(Dataset rows about figures)
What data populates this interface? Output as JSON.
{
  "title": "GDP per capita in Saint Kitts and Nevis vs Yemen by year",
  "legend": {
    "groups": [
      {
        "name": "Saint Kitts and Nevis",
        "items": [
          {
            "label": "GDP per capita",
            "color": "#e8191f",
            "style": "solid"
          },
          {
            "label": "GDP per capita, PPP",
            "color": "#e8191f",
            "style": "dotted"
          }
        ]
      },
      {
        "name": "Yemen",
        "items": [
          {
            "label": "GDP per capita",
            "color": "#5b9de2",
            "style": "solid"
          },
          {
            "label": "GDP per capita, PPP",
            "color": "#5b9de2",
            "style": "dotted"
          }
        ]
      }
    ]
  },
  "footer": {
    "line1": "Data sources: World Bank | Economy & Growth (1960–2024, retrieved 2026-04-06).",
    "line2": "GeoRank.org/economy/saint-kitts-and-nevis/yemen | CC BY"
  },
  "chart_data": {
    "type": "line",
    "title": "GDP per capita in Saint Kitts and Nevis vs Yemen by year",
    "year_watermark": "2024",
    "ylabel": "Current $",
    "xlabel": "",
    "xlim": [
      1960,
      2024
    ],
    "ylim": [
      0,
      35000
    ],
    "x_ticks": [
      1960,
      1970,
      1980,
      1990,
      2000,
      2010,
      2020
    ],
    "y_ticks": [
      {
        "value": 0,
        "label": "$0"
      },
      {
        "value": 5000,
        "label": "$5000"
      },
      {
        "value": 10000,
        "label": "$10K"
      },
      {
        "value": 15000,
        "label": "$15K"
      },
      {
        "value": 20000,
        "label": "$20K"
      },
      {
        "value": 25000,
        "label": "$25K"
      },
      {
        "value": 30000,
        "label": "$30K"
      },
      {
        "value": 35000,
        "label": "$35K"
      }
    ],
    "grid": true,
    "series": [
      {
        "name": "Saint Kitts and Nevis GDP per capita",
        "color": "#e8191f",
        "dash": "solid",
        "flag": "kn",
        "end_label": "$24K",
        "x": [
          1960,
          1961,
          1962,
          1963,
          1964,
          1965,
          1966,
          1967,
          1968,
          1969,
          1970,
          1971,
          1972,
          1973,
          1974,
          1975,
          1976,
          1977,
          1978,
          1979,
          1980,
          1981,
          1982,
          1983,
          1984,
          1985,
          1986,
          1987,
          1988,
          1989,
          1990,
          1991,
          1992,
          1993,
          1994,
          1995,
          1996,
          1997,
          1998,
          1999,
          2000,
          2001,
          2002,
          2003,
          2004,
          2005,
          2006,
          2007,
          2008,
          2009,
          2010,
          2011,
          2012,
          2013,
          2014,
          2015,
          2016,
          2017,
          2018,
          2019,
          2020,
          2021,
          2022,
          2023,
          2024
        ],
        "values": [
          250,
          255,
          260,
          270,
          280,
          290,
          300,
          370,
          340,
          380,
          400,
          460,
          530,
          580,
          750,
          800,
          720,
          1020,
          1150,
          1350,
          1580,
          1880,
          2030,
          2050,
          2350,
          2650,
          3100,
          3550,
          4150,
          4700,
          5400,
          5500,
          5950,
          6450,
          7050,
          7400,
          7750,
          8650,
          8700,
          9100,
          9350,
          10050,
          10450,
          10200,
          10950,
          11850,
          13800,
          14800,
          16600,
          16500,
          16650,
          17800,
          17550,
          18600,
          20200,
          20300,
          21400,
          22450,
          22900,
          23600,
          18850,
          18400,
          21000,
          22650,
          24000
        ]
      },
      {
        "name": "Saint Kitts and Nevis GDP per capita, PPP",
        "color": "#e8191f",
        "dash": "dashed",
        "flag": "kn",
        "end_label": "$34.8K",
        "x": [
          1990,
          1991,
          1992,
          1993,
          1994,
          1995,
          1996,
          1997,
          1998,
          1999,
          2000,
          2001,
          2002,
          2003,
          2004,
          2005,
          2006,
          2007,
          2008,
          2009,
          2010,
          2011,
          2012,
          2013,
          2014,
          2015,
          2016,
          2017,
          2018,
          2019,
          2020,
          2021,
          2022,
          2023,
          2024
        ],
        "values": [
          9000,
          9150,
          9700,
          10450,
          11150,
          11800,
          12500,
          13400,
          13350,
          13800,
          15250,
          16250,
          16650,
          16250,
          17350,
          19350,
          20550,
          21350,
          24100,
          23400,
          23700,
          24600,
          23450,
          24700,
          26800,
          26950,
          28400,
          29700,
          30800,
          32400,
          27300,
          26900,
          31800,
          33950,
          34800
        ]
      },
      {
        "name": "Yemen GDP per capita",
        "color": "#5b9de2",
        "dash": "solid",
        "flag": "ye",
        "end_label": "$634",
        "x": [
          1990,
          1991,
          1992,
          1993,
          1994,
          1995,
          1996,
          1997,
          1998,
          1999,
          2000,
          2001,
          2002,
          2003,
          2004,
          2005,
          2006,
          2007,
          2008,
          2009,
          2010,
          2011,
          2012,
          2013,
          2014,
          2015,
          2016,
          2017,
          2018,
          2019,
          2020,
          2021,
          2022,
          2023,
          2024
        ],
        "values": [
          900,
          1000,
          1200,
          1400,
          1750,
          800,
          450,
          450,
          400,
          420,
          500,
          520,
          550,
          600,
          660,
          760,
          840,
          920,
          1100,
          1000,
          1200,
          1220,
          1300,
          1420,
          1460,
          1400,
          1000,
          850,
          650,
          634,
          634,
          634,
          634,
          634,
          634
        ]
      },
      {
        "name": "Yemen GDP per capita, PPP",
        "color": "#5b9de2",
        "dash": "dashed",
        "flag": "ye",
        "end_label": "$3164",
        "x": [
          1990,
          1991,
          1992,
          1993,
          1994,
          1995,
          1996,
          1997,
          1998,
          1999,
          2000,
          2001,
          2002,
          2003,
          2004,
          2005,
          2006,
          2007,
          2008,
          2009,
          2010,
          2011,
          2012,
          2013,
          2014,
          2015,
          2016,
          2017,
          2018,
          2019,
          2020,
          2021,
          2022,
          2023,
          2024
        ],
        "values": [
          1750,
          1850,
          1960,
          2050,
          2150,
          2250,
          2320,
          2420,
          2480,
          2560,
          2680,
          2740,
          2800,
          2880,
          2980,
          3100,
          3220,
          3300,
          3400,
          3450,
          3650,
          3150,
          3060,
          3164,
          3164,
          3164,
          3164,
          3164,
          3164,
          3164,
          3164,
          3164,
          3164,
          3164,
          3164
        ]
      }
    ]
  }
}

WORK TO BE COMPLETED »
Repeat the records above exactly, leaving none out.

WRITTEN REPLY »
What data populates this interface? Output as JSON.
{
  "title": "GDP per capita in Saint Kitts and Nevis vs Yemen by year",
  "legend": {
    "groups": [
      {
        "name": "Saint Kitts and Nevis",
        "items": [
          {
            "label": "GDP per capita",
            "color": "#e8191f",
            "style": "solid"
          },
          {
            "label": "GDP per capita, PPP",
            "color": "#e8191f",
            "style": "dotted"
          }
        ]
      },
      {
        "name": "Yemen",
        "items": [
          {
            "label": "GDP per capita",
            "color": "#5b9de2",
            "style": "solid"
          },
          {
            "label": "GDP per capita, PPP",
            "color": "#5b9de2",
            "style": "dotted"
          }
        ]
      }
    ]
  },
  "footer": {
    "line1": "Data sources: World Bank | Economy & Growth (1960–2024, retrieved 2026-04-06).",
    "line2": "GeoRank.org/economy/saint-kitts-and-nevis/yemen | CC BY"
  },
  "chart_data": {
    "type": "line",
    "title": "GDP per capita in Saint Kitts and Nevis vs Yemen by year",
    "year_watermark": "2024",
    "ylabel": "Current $",
    "xlabel": "",
    "xlim": [
      1960,
      2024
    ],
    "ylim": [
      0,
      35000
    ],
    "x_ticks": [
      1960,
      1970,
      1980,
      1990,
      2000,
      2010,
      2020
    ],
    "y_ticks": [
      {
        "value": 0,
        "label": "$0"
      },
      {
        "value": 5000,
        "label": "$5000"
      },
      {
        "value": 10000,
        "label": "$10K"
      },
      {
        "value": 15000,
        "label": "$15K"
      },
      {
        "value": 20000,
        "label": "$20K"
      },
      {
        "value": 25000,
        "label": "$25K"
      },
      {
        "value": 30000,
        "label": "$30K"
      },
      {
        "value": 35000,
        "label": "$35K"
      }
    ],
    "grid": true,
    "series": [
      {
        "name": "Saint Kitts and Nevis GDP per capita",
        "color": "#e8191f",
        "dash": "solid",
        "flag": "kn",
        "end_label": "$24K",
        "x": [
          1960,
          1961,
          1962,
          1963,
          1964,
          1965,
          1966,
          1967,
          1968,
          1969,
          1970,
          1971,
          1972,
          1973,
          1974,
          1975,
          1976,
          1977,
          1978,
          1979,
          1980,
          1981,
          1982,
          1983,
          1984,
          1985,
          1986,
          1987,
          1988,
          1989,
          1990,
          1991,
          1992,
          1993,
          1994,
          1995,
          1996,
          1997,
          1998,
          1999,
          2000,
          2001,
          2002,
          2003,
          2004,
          2005,
          2006,
          2007,
          2008,
          2009,
          2010,
          2011,
          2012,
          2013,
          2014,
          2015,
          2016,
          2017,
          2018,
          2019,
          2020,
          2021,
          2022,
          2023,
          2024
        ],
        "values": [
          250,
          255,
          260,
          270,
          280,
          290,
          300,
          370,
          340,
          380,
          400,
          460,
          530,
          580,
          750,
          800,
          720,
          1020,
          1150,
          1350,
          1580,
          1880,
          2030,
          2050,
          2350,
          2650,
          3100,
          3550,
          4150,
          4700,
          5400,
          5500,
          5950,
          6450,
          7050,
          7400,
          7750,
          8650,
          8700,
          9100,
          9350,
          10050,
          10450,
          10200,
          10950,
          11850,
          13800,
          14800,
          16600,
          16500,
          16650,
          17800,
          17550,
          18600,
          20200,
          20300,
          21400,
          22450,
          22900,
          23600,
          18850,
          18400,
          21000,
          22650,
          24000
        ]
      },
      {
        "name": "Saint Kitts and Nevis GDP per capita, PPP",
        "color": "#e8191f",
        "dash": "dashed",
        "flag": "kn",
        "end_label": "$34.8K",
        "x": [
          1990,
          1991,
          1992,
          1993,
          1994,
          1995,
          1996,
          1997,
          1998,
          1999,
          2000,
          2001,
          2002,
          2003,
          2004,
          2005,
          2006,
          2007,
          2008,
          2009,
          2010,
          2011,
          2012,
          2013,
          2014,
          2015,
          2016,
          2017,
          2018,
          2019,
          2020,
          2021,
          2022,
          2023,
          2024
        ],
        "values": [
          9000,
          9150,
          9700,
          10450,
          11150,
          11800,
          12500,
          13400,
          13350,
          13800,
          15250,
          16250,
          16650,
          16250,
          17350,
          19350,
          20550,
          21350,
          24100,
          23400,
          23700,
          24600,
          23450,
          24700,
          26800,
          26950,
          28400,
          29700,
          30800,
          32400,
          27300,
          26900,
          31800,
          33950,
          34800
        ]
      },
      {
        "name": "Yemen GDP per capita",
        "color": "#5b9de2",
        "dash": "solid",
        "flag": "ye",
        "end_label": "$634",
        "x": [
          1990,
          1991,
          1992,
          1993,
          1994,
          1995,
          1996,
          1997,
          1998,
          1999,
          2000,
          2001,
          2002,
          2003,
          2004,
          2005,
          2006,
          2007,
          2008,
          2009,
          2010,
          2011,
          2012,
          2013,
          2014,
          2015,
          2016,
          2017,
          2018,
          2019,
          2020,
          2021,
          2022,
          2023,
          2024
        ],
        "values": [
          900,
          1000,
          1200,
          1400,
          1750,
          800,
          450,
          450,
          400,
          420,
          500,
          520,
          550,
          600,
          660,
          760,
          840,
          920,
          1100,
          1000,
          1200,
          1220,
          1300,
          1420,
          1460,
          1400,
          1000,
          850,
          650,
          634,
          634,
          634,
          634,
          634,
          634
        ]
      },
      {
        "name": "Yemen GDP per capita, PPP",
        "color": "#5b9de2",
        "dash": "dashed",
        "flag": "ye",
        "end_label": "$3164",
        "x": [
          1990,
          1991,
          1992,
          1993,
          1994,
          1995,
          1996,
          1997,
          1998,
          1999,
          2000,
          2001,
          2002,
          2003,
          2004,
          2005,
          2006,
          2007,
          2008,
          2009,
          2010,
          2011,
          2012,
          2013,
          2014,
          2015,
          2016,
          2017,
          2018,
          2019,
          2020,
          2021,
          2022,
          2023,
          2024
        ],
        "values": [
          1750,
          1850,
          1960,
          2050,
          2150,
          2250,
          2320,
          2420,
          2480,
          2560,
          2680,
          2740,
          2800,
          2880,
          2980,
          3100,
          3220,
          3300,
          3400,
          3450,
          3650,
          3150,
          3060,
          3164,
          3164,
          3164,
          3164,
          3164,
          3164,
          3164,
          3164,
          3164,
          3164,
          3164,
          3164
        ]
      }
    ]
  }
}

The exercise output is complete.